### Stated exercise
Every record must be repeated exactly, with no omission.

--- Start of Exercise data ---

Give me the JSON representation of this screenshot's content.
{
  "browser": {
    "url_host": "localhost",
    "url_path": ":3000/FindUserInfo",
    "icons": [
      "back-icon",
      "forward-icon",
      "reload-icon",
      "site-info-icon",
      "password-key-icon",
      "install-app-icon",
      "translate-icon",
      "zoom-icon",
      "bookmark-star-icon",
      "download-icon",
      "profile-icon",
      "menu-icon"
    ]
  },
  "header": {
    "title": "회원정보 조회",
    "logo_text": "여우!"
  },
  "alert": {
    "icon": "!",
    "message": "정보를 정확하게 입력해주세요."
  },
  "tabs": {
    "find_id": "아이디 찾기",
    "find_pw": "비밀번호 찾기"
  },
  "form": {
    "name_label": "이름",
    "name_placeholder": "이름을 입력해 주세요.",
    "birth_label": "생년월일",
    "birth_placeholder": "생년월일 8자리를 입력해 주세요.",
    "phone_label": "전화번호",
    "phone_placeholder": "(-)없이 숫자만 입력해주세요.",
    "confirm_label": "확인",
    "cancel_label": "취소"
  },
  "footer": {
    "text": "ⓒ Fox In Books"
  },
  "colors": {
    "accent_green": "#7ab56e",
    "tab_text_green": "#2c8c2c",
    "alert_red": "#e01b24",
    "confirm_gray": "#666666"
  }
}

--- End of Exercise data ---

### Task solution
Give me the JSON representation of this screenshot's content.
{
  "browser": {
    "url_host": "localhost",
    "url_path": ":3000/FindUserInfo",
    "icons": [
      "back-icon",
      "forward-icon",
      "reload-icon",
      "site-info-icon",
      "password-key-icon",
      "install-app-icon",
      "translate-icon",
      "zoom-icon",
      "bookmark-star-icon",
      "download-icon",
      "profile-icon",
      "menu-icon"
    ]
  },
  "header": {
    "title": "회원정보 조회",
    "logo_text": "여우!"
  },
  "alert": {
    "icon": "!",
    "message": "정보를 정확하게 입력해주세요."
  },
  "tabs": {
    "find_id": "아이디 찾기",
    "find_pw": "비밀번호 찾기"
  },
  "form": {
    "name_label": "이름",
    "name_placeholder": "이름을 입력해 주세요.",
    "birth_label": "생년월일",
    "birth_placeholder": "생년월일 8자리를 입력해 주세요.",
    "phone_label": "전화번호",
    "phone_placeholder": "(-)없이 숫자만 입력해주세요.",
    "confirm_label": "확인",
    "cancel_label": "취소"
  },
  "footer": {
    "text": "ⓒ Fox In Books"
  },
  "colors": {
    "accent_green": "#7ab56e",
    "tab_text_green": "#2c8c2c",
    "alert_red": "#e01b24",
    "confirm_gray": "#666666"
  }
}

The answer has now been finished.